Extracted data entries
_ _ _ _ _ _ _
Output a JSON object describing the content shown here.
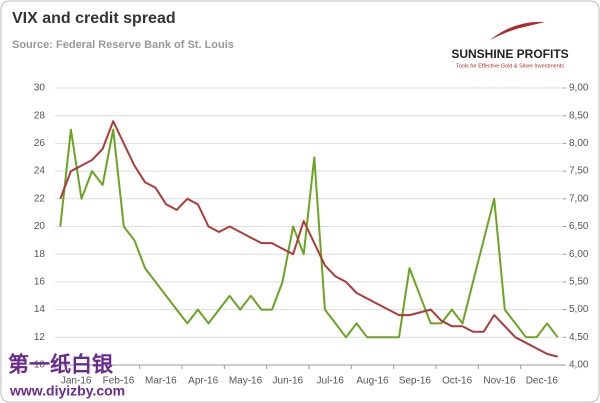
{
  "chart_data": {
    "type": "line",
    "title": "VIX and credit spread",
    "subtitle": "Source: Federal Reserve Bank of St. Louis",
    "categories": [
      "Jan-16",
      null,
      null,
      null,
      "Feb-16",
      null,
      null,
      null,
      "Mar-16",
      null,
      null,
      null,
      "Apr-16",
      null,
      null,
      null,
      "May-16",
      null,
      null,
      null,
      "Jun-16",
      null,
      null,
      null,
      "Jul-16",
      null,
      null,
      null,
      "Aug-16",
      null,
      null,
      null,
      "Sep-16",
      null,
      null,
      null,
      "Oct-16",
      null,
      null,
      null,
      "Nov-16",
      null,
      null,
      null,
      "Dec-16",
      null,
      null,
      null
    ],
    "series": [
      {
        "color": "#6aa521",
        "axis": "y",
        "values": [
          20,
          27,
          22,
          24,
          23,
          27,
          20,
          19,
          17,
          16,
          15,
          14,
          13,
          14,
          13,
          14,
          15,
          14,
          15,
          14,
          14,
          16,
          20,
          18,
          25,
          14,
          13,
          12,
          13,
          12,
          12,
          12,
          12,
          17,
          15,
          13,
          13,
          14,
          13,
          16,
          19,
          22,
          14,
          13,
          12,
          12,
          13,
          12
        ]
      },
      {
        "color": "#b03a3a",
        "axis": "y2",
        "values": [
          7.0,
          7.5,
          7.6,
          7.7,
          7.9,
          8.4,
          8.0,
          7.6,
          7.3,
          7.2,
          6.9,
          6.8,
          7.0,
          6.9,
          6.5,
          6.4,
          6.5,
          6.4,
          6.3,
          6.2,
          6.2,
          6.1,
          6.0,
          6.6,
          6.2,
          5.8,
          5.6,
          5.5,
          5.3,
          5.2,
          5.1,
          5.0,
          4.9,
          4.9,
          4.95,
          5.0,
          4.8,
          4.7,
          4.7,
          4.6,
          4.6,
          4.9,
          4.7,
          4.5,
          4.4,
          4.3,
          4.2,
          4.15
        ]
      }
    ],
    "ylim": [
      10,
      30
    ],
    "yticks": [
      10,
      12,
      14,
      16,
      18,
      20,
      22,
      24,
      26,
      28,
      30
    ],
    "y2lim": [
      4,
      9
    ],
    "y2ticks": [
      {
        "value": 4,
        "label": "4,00"
      },
      {
        "value": 4.5,
        "label": "4,50"
      },
      {
        "value": 5,
        "label": "5,00"
      },
      {
        "value": 5.5,
        "label": "5,50"
      },
      {
        "value": 6,
        "label": "6,00"
      },
      {
        "value": 6.5,
        "label": "6,50"
      },
      {
        "value": 7,
        "label": "7,00"
      },
      {
        "value": 7.5,
        "label": "7,50"
      },
      {
        "value": 8,
        "label": "8,00"
      },
      {
        "value": 8.5,
        "label": "8,50"
      },
      {
        "value": 9,
        "label": "9,00"
      }
    ],
    "grid": true
  },
  "logo": {
    "name": "SUNSHINE PROFITS",
    "tagline": "Tools for Effective Gold & Silver Investments"
  },
  "watermark": {
    "name": "第一纸白银",
    "url": "www.diyizby.com"
  }
}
_ _ _ _ _ _ _
What is required >>
Copy the data word for word. Pictures do not go in the copy.

Result below >>
Output a JSON object describing the content shown here.
{
  "chart_data": {
    "type": "line",
    "title": "VIX and credit spread",
    "subtitle": "Source: Federal Reserve Bank of St. Louis",
    "categories": [
      "Jan-16",
      null,
      null,
      null,
      "Feb-16",
      null,
      null,
      null,
      "Mar-16",
      null,
      null,
      null,
      "Apr-16",
      null,
      null,
      null,
      "May-16",
      null,
      null,
      null,
      "Jun-16",
      null,
      null,
      null,
      "Jul-16",
      null,
      null,
      null,
      "Aug-16",
      null,
      null,
      null,
      "Sep-16",
      null,
      null,
      null,
      "Oct-16",
      null,
      null,
      null,
      "Nov-16",
      null,
      null,
      null,
      "Dec-16",
      null,
      null,
      null
    ],
    "series": [
      {
        "color": "#6aa521",
        "axis": "y",
        "values": [
          20,
          27,
          22,
          24,
          23,
          27,
          20,
          19,
          17,
          16,
          15,
          14,
          13,
          14,
          13,
          14,
          15,
          14,
          15,
          14,
          14,
          16,
          20,
          18,
          25,
          14,
          13,
          12,
          13,
          12,
          12,
          12,
          12,
          17,
          15,
          13,
          13,
          14,
          13,
          16,
          19,
          22,
          14,
          13,
          12,
          12,
          13,
          12
        ]
      },
      {
        "color": "#b03a3a",
        "axis": "y2",
        "values": [
          7.0,
          7.5,
          7.6,
          7.7,
          7.9,
          8.4,
          8.0,
          7.6,
          7.3,
          7.2,
          6.9,
          6.8,
          7.0,
          6.9,
          6.5,
          6.4,
          6.5,
          6.4,
          6.3,
          6.2,
          6.2,
          6.1,
          6.0,
          6.6,
          6.2,
          5.8,
          5.6,
          5.5,
          5.3,
          5.2,
          5.1,
          5.0,
          4.9,
          4.9,
          4.95,
          5.0,
          4.8,
          4.7,
          4.7,
          4.6,
          4.6,
          4.9,
          4.7,
          4.5,
          4.4,
          4.3,
          4.2,
          4.15
        ]
      }
    ],
    "ylim": [
      10,
      30
    ],
    "yticks": [
      10,
      12,
      14,
      16,
      18,
      20,
      22,
      24,
      26,
      28,
      30
    ],
    "y2lim": [
      4,
      9
    ],
    "y2ticks": [
      {
        "value": 4,
        "label": "4,00"
      },
      {
        "value": 4.5,
        "label": "4,50"
      },
      {
        "value": 5,
        "label": "5,00"
      },
      {
        "value": 5.5,
        "label": "5,50"
      },
      {
        "value": 6,
        "label": "6,00"
      },
      {
        "value": 6.5,
        "label": "6,50"
      },
      {
        "value": 7,
        "label": "7,00"
      },
      {
        "value": 7.5,
        "label": "7,50"
      },
      {
        "value": 8,
        "label": "8,00"
      },
      {
        "value": 8.5,
        "label": "8,50"
      },
      {
        "value": 9,
        "label": "9,00"
      }
    ],
    "grid": true
  },
  "logo": {
    "name": "SUNSHINE PROFITS",
    "tagline": "Tools for Effective Gold & Silver Investments"
  },
  "watermark": {
    "name": "第一纸白银",
    "url": "www.diyizby.com"
  }
}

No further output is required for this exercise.